■ Work to do ■
All of the material below is to be returned exactly.

Records from a collection of figures
★ ★ ★
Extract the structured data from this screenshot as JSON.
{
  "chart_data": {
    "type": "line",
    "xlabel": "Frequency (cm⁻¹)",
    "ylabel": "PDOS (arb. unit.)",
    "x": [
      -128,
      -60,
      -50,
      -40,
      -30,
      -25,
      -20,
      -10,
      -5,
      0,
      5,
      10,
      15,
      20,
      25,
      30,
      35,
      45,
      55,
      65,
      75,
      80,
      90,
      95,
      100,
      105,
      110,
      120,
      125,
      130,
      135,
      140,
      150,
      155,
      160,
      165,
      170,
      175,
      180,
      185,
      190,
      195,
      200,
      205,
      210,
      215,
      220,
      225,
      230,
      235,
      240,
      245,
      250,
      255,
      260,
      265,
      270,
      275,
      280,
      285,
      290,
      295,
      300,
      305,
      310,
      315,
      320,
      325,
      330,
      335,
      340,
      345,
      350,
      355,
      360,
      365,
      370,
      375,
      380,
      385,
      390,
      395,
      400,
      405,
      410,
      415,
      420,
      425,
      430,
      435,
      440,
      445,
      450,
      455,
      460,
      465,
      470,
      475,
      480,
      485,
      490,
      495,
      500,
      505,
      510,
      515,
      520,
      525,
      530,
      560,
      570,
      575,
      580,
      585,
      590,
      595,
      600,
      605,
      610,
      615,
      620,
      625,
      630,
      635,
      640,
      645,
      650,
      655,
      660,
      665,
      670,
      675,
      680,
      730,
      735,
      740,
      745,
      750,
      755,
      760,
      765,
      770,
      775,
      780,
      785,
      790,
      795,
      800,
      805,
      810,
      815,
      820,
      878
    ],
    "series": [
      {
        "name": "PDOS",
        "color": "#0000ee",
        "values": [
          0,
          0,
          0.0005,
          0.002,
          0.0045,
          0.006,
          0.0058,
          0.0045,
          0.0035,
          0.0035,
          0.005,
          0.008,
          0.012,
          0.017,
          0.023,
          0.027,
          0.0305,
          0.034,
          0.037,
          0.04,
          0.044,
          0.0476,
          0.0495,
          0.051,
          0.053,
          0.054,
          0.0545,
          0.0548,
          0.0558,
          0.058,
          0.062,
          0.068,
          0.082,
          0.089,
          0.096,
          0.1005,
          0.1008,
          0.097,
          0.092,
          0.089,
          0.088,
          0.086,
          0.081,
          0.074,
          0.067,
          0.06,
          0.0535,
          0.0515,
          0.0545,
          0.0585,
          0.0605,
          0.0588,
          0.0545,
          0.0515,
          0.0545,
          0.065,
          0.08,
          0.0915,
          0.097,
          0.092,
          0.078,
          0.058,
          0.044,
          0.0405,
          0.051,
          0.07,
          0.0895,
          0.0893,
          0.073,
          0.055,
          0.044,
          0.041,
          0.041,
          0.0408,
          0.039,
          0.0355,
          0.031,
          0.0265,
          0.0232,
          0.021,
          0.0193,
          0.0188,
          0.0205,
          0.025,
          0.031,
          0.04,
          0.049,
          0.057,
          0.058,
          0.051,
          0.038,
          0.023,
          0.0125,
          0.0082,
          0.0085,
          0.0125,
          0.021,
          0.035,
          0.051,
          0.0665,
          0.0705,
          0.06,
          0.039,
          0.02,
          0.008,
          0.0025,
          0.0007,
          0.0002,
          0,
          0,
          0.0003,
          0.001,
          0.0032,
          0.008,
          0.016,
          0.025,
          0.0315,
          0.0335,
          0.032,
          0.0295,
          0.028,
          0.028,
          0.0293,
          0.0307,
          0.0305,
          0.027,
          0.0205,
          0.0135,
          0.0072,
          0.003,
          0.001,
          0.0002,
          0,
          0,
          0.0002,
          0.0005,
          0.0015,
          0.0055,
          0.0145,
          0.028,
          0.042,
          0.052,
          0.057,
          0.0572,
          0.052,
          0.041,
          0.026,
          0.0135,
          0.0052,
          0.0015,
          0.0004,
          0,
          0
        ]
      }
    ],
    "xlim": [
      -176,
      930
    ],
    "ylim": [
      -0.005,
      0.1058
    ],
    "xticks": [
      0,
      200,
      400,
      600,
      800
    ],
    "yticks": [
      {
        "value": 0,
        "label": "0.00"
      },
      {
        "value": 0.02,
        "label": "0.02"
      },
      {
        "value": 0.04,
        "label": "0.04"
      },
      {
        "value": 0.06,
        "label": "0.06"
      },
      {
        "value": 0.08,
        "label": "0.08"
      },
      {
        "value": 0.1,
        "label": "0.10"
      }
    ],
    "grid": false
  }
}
★ ★ ★
■ Reply to the task ■
Extract the structured data from this screenshot as JSON.
{
  "chart_data": {
    "type": "line",
    "xlabel": "Frequency (cm⁻¹)",
    "ylabel": "PDOS (arb. unit.)",
    "x": [
      -128,
      -60,
      -50,
      -40,
      -30,
      -25,
      -20,
      -10,
      -5,
      0,
      5,
      10,
      15,
      20,
      25,
      30,
      35,
      45,
      55,
      65,
      75,
      80,
      90,
      95,
      100,
      105,
      110,
      120,
      125,
      130,
      135,
      140,
      150,
      155,
      160,
      165,
      170,
      175,
      180,
      185,
      190,
      195,
      200,
      205,
      210,
      215,
      220,
      225,
      230,
      235,
      240,
      245,
      250,
      255,
      260,
      265,
      270,
      275,
      280,
      285,
      290,
      295,
      300,
      305,
      310,
      315,
      320,
      325,
      330,
      335,
      340,
      345,
      350,
      355,
      360,
      365,
      370,
      375,
      380,
      385,
      390,
      395,
      400,
      405,
      410,
      415,
      420,
      425,
      430,
      435,
      440,
      445,
      450,
      455,
      460,
      465,
      470,
      475,
      480,
      485,
      490,
      495,
      500,
      505,
      510,
      515,
      520,
      525,
      530,
      560,
      570,
      575,
      580,
      585,
      590,
      595,
      600,
      605,
      610,
      615,
      620,
      625,
      630,
      635,
      640,
      645,
      650,
      655,
      660,
      665,
      670,
      675,
      680,
      730,
      735,
      740,
      745,
      750,
      755,
      760,
      765,
      770,
      775,
      780,
      785,
      790,
      795,
      800,
      805,
      810,
      815,
      820,
      878
    ],
    "series": [
      {
        "name": "PDOS",
        "color": "#0000ee",
        "values": [
          0,
          0,
          0.0005,
          0.002,
          0.0045,
          0.006,
          0.0058,
          0.0045,
          0.0035,
          0.0035,
          0.005,
          0.008,
          0.012,
          0.017,
          0.023,
          0.027,
          0.0305,
          0.034,
          0.037,
          0.04,
          0.044,
          0.0476,
          0.0495,
          0.051,
          0.053,
          0.054,
          0.0545,
          0.0548,
          0.0558,
          0.058,
          0.062,
          0.068,
          0.082,
          0.089,
          0.096,
          0.1005,
          0.1008,
          0.097,
          0.092,
          0.089,
          0.088,
          0.086,
          0.081,
          0.074,
          0.067,
          0.06,
          0.0535,
          0.0515,
          0.0545,
          0.0585,
          0.0605,
          0.0588,
          0.0545,
          0.0515,
          0.0545,
          0.065,
          0.08,
          0.0915,
          0.097,
          0.092,
          0.078,
          0.058,
          0.044,
          0.0405,
          0.051,
          0.07,
          0.0895,
          0.0893,
          0.073,
          0.055,
          0.044,
          0.041,
          0.041,
          0.0408,
          0.039,
          0.0355,
          0.031,
          0.0265,
          0.0232,
          0.021,
          0.0193,
          0.0188,
          0.0205,
          0.025,
          0.031,
          0.04,
          0.049,
          0.057,
          0.058,
          0.051,
          0.038,
          0.023,
          0.0125,
          0.0082,
          0.0085,
          0.0125,
          0.021,
          0.035,
          0.051,
          0.0665,
          0.0705,
          0.06,
          0.039,
          0.02,
          0.008,
          0.0025,
          0.0007,
          0.0002,
          0,
          0,
          0.0003,
          0.001,
          0.0032,
          0.008,
          0.016,
          0.025,
          0.0315,
          0.0335,
          0.032,
          0.0295,
          0.028,
          0.028,
          0.0293,
          0.0307,
          0.0305,
          0.027,
          0.0205,
          0.0135,
          0.0072,
          0.003,
          0.001,
          0.0002,
          0,
          0,
          0.0002,
          0.0005,
          0.0015,
          0.0055,
          0.0145,
          0.028,
          0.042,
          0.052,
          0.057,
          0.0572,
          0.052,
          0.041,
          0.026,
          0.0135,
          0.0052,
          0.0015,
          0.0004,
          0,
          0
        ]
      }
    ],
    "xlim": [
      -176,
      930
    ],
    "ylim": [
      -0.005,
      0.1058
    ],
    "xticks": [
      0,
      200,
      400,
      600,
      800
    ],
    "yticks": [
      {
        "value": 0,
        "label": "0.00"
      },
      {
        "value": 0.02,
        "label": "0.02"
      },
      {
        "value": 0.04,
        "label": "0.04"
      },
      {
        "value": 0.06,
        "label": "0.06"
      },
      {
        "value": 0.08,
        "label": "0.08"
      },
      {
        "value": 0.1,
        "label": "0.10"
      }
    ],
    "grid": false
  }
}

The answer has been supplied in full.